Exercise details
Set down the material below in full, matching it exactly.
┄┄┄┄┄┄┄┄┄┄┄┄┄┄┄┄┄┄┄┄
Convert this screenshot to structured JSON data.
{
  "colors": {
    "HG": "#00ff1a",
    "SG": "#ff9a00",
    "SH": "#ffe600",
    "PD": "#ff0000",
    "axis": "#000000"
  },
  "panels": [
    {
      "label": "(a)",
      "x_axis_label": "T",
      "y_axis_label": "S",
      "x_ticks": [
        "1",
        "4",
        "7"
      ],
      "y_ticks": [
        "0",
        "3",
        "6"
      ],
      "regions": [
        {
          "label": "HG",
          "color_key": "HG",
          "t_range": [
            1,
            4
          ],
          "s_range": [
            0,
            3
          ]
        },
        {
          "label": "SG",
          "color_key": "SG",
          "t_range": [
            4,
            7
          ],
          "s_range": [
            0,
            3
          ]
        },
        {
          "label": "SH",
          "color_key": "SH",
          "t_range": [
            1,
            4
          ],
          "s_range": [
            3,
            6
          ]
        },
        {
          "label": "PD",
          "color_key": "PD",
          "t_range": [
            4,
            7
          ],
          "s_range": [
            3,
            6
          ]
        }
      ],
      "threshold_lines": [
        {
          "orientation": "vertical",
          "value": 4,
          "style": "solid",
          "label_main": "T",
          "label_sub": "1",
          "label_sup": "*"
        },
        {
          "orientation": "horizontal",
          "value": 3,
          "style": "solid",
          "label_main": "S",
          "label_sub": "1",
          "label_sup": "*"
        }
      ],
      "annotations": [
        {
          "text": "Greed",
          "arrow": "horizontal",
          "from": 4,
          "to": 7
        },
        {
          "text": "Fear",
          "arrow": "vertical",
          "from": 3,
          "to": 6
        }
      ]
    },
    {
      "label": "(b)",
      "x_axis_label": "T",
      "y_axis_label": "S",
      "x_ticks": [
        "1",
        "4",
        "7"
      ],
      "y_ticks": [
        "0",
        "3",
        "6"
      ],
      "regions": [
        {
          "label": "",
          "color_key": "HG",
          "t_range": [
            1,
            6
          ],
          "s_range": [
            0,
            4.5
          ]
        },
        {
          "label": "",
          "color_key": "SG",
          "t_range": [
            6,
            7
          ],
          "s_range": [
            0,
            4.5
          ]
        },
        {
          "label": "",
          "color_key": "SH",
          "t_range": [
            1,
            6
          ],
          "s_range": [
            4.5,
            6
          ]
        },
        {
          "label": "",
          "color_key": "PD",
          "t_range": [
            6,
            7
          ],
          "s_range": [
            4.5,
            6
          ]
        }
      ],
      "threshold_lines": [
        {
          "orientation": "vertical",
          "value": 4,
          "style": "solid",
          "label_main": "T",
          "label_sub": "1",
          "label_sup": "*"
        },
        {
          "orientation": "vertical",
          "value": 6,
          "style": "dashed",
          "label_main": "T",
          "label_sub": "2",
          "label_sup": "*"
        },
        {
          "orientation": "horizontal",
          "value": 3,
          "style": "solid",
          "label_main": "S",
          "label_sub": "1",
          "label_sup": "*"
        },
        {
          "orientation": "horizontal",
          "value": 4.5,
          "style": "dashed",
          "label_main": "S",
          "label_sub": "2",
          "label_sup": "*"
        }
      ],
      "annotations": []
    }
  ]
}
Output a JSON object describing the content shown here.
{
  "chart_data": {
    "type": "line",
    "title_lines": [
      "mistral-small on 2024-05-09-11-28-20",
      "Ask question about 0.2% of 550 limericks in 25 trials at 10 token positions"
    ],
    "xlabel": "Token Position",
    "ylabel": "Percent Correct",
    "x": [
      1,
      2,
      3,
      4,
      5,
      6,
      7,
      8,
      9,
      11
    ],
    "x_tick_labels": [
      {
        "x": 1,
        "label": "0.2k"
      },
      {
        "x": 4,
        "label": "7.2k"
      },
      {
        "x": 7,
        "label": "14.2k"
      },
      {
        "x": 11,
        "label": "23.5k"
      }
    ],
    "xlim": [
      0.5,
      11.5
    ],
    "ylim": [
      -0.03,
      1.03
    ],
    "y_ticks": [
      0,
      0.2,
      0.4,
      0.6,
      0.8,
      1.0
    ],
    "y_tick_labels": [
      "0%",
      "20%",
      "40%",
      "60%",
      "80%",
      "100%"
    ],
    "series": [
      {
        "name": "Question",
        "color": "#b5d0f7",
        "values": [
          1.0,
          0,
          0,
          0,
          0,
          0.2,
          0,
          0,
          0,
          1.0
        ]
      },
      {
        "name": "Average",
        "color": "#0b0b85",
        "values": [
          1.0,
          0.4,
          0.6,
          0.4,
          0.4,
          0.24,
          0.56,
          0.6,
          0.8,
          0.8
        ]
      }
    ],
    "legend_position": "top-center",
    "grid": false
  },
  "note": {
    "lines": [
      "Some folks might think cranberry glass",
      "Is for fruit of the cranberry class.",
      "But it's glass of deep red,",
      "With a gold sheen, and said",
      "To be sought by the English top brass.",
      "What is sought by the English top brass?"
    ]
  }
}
┄┄┄┄┄┄┄┄┄┄┄┄┄┄┄┄┄┄┄┄
Task output
Convert this screenshot to structured JSON data.
{
  "colors": {
    "HG": "#00ff1a",
    "SG": "#ff9a00",
    "SH": "#ffe600",
    "PD": "#ff0000",
    "axis": "#000000"
  },
  "panels": [
    {
      "label": "(a)",
      "x_axis_label": "T",
      "y_axis_label": "S",
      "x_ticks": [
        "1",
        "4",
        "7"
      ],
      "y_ticks": [
        "0",
        "3",
        "6"
      ],
      "regions": [
        {
          "label": "HG",
          "color_key": "HG",
          "t_range": [
            1,
            4
          ],
          "s_range": [
            0,
            3
          ]
        },
        {
          "label": "SG",
          "color_key": "SG",
          "t_range": [
            4,
            7
          ],
          "s_range": [
            0,
            3
          ]
        },
        {
          "label": "SH",
          "color_key": "SH",
          "t_range": [
            1,
            4
          ],
          "s_range": [
            3,
            6
          ]
        },
        {
          "label": "PD",
          "color_key": "PD",
          "t_range": [
            4,
            7
          ],
          "s_range": [
            3,
            6
          ]
        }
      ],
      "threshold_lines": [
        {
          "orientation": "vertical",
          "value": 4,
          "style": "solid",
          "label_main": "T",
          "label_sub": "1",
          "label_sup": "*"
        },
        {
          "orientation": "horizontal",
          "value": 3,
          "style": "solid",
          "label_main": "S",
          "label_sub": "1",
          "label_sup": "*"
        }
      ],
      "annotations": [
        {
          "text": "Greed",
          "arrow": "horizontal",
          "from": 4,
          "to": 7
        },
        {
          "text": "Fear",
          "arrow": "vertical",
          "from": 3,
          "to": 6
        }
      ]
    },
    {
      "label": "(b)",
      "x_axis_label": "T",
      "y_axis_label": "S",
      "x_ticks": [
        "1",
        "4",
        "7"
      ],
      "y_ticks": [
        "0",
        "3",
        "6"
      ],
      "regions": [
        {
          "label": "",
          "color_key": "HG",
          "t_range": [
            1,
            6
          ],
          "s_range": [
            0,
            4.5
          ]
        },
        {
          "label": "",
          "color_key": "SG",
          "t_range": [
            6,
            7
          ],
          "s_range": [
            0,
            4.5
          ]
        },
        {
          "label": "",
          "color_key": "SH",
          "t_range": [
            1,
            6
          ],
          "s_range": [
            4.5,
            6
          ]
        },
        {
          "label": "",
          "color_key": "PD",
          "t_range": [
            6,
            7
          ],
          "s_range": [
            4.5,
            6
          ]
        }
      ],
      "threshold_lines": [
        {
          "orientation": "vertical",
          "value": 4,
          "style": "solid",
          "label_main": "T",
          "label_sub": "1",
          "label_sup": "*"
        },
        {
          "orientation": "vertical",
          "value": 6,
          "style": "dashed",
          "label_main": "T",
          "label_sub": "2",
          "label_sup": "*"
        },
        {
          "orientation": "horizontal",
          "value": 3,
          "style": "solid",
          "label_main": "S",
          "label_sub": "1",
          "label_sup": "*"
        },
        {
          "orientation": "horizontal",
          "value": 4.5,
          "style": "dashed",
          "label_main": "S",
          "label_sub": "2",
          "label_sup": "*"
        }
      ],
      "annotations": []
    }
  ]
}
Output a JSON object describing the content shown here.
{
  "chart_data": {
    "type": "line",
    "title_lines": [
      "mistral-small on 2024-05-09-11-28-20",
      "Ask question about 0.2% of 550 limericks in 25 trials at 10 token positions"
    ],
    "xlabel": "Token Position",
    "ylabel": "Percent Correct",
    "x": [
      1,
      2,
      3,
      4,
      5,
      6,
      7,
      8,
      9,
      11
    ],
    "x_tick_labels": [
      {
        "x": 1,
        "label": "0.2k"
      },
      {
        "x": 4,
        "label": "7.2k"
      },
      {
        "x": 7,
        "label": "14.2k"
      },
      {
        "x": 11,
        "label": "23.5k"
      }
    ],
    "xlim": [
      0.5,
      11.5
    ],
    "ylim": [
      -0.03,
      1.03
    ],
    "y_ticks": [
      0,
      0.2,
      0.4,
      0.6,
      0.8,
      1.0
    ],
    "y_tick_labels": [
      "0%",
      "20%",
      "40%",
      "60%",
      "80%",
      "100%"
    ],
    "series": [
      {
        "name": "Question",
        "color": "#b5d0f7",
        "values": [
          1.0,
          0,
          0,
          0,
          0,
          0.2,
          0,
          0,
          0,
          1.0
        ]
      },
      {
        "name": "Average",
        "color": "#0b0b85",
        "values": [
          1.0,
          0.4,
          0.6,
          0.4,
          0.4,
          0.24,
          0.56,
          0.6,
          0.8,
          0.8
        ]
      }
    ],
    "legend_position": "top-center",
    "grid": false
  },
  "note": {
    "lines": [
      "Some folks might think cranberry glass",
      "Is for fruit of the cranberry class.",
      "But it's glass of deep red,",
      "With a gold sheen, and said",
      "To be sought by the English top brass.",
      "What is sought by the English top brass?"
    ]
  }
}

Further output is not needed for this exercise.